------ Extracted material
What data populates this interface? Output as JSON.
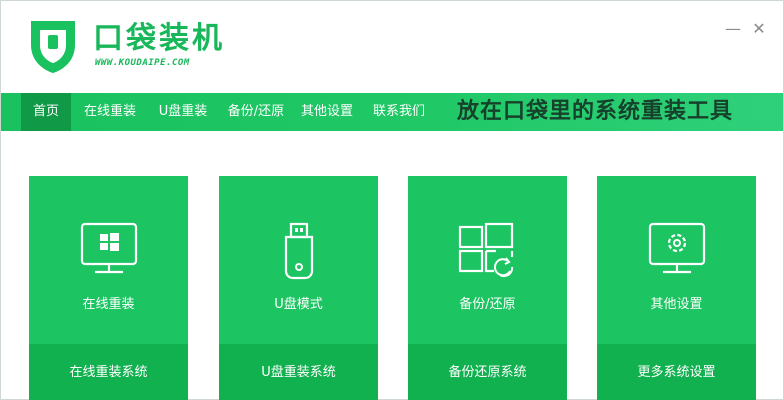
{
  "app": {
    "title": "口袋装机",
    "url": "WWW.KOUDAIPE.COM",
    "accent_color": "#1cc562",
    "logo_icon": "shield-icon"
  },
  "window_controls": {
    "minimize": "—",
    "close": "✕"
  },
  "nav": {
    "items": [
      {
        "label": "首页",
        "active": true
      },
      {
        "label": "在线重装",
        "active": false
      },
      {
        "label": "U盘重装",
        "active": false
      },
      {
        "label": "备份/还原",
        "active": false
      },
      {
        "label": "其他设置",
        "active": false
      },
      {
        "label": "联系我们",
        "active": false
      }
    ],
    "slogan": "放在口袋里的系统重装工具"
  },
  "cards": [
    {
      "icon": "monitor-windows-icon",
      "title": "在线重装",
      "action": "在线重装系统"
    },
    {
      "icon": "usb-drive-icon",
      "title": "U盘模式",
      "action": "U盘重装系统"
    },
    {
      "icon": "windows-restore-icon",
      "title": "备份/还原",
      "action": "备份还原系统"
    },
    {
      "icon": "monitor-gear-icon",
      "title": "其他设置",
      "action": "更多系统设置"
    }
  ]
}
------------
◆ To be done ◆
Every line of the data above should be quoted exactly. Omit the pictures.

◆ Task solution ◆
What data populates this interface? Output as JSON.
{
  "app": {
    "title": "口袋装机",
    "url": "WWW.KOUDAIPE.COM",
    "accent_color": "#1cc562",
    "logo_icon": "shield-icon"
  },
  "window_controls": {
    "minimize": "—",
    "close": "✕"
  },
  "nav": {
    "items": [
      {
        "label": "首页",
        "active": true
      },
      {
        "label": "在线重装",
        "active": false
      },
      {
        "label": "U盘重装",
        "active": false
      },
      {
        "label": "备份/还原",
        "active": false
      },
      {
        "label": "其他设置",
        "active": false
      },
      {
        "label": "联系我们",
        "active": false
      }
    ],
    "slogan": "放在口袋里的系统重装工具"
  },
  "cards": [
    {
      "icon": "monitor-windows-icon",
      "title": "在线重装",
      "action": "在线重装系统"
    },
    {
      "icon": "usb-drive-icon",
      "title": "U盘模式",
      "action": "U盘重装系统"
    },
    {
      "icon": "windows-restore-icon",
      "title": "备份/还原",
      "action": "备份还原系统"
    },
    {
      "icon": "monitor-gear-icon",
      "title": "其他设置",
      "action": "更多系统设置"
    }
  ]
}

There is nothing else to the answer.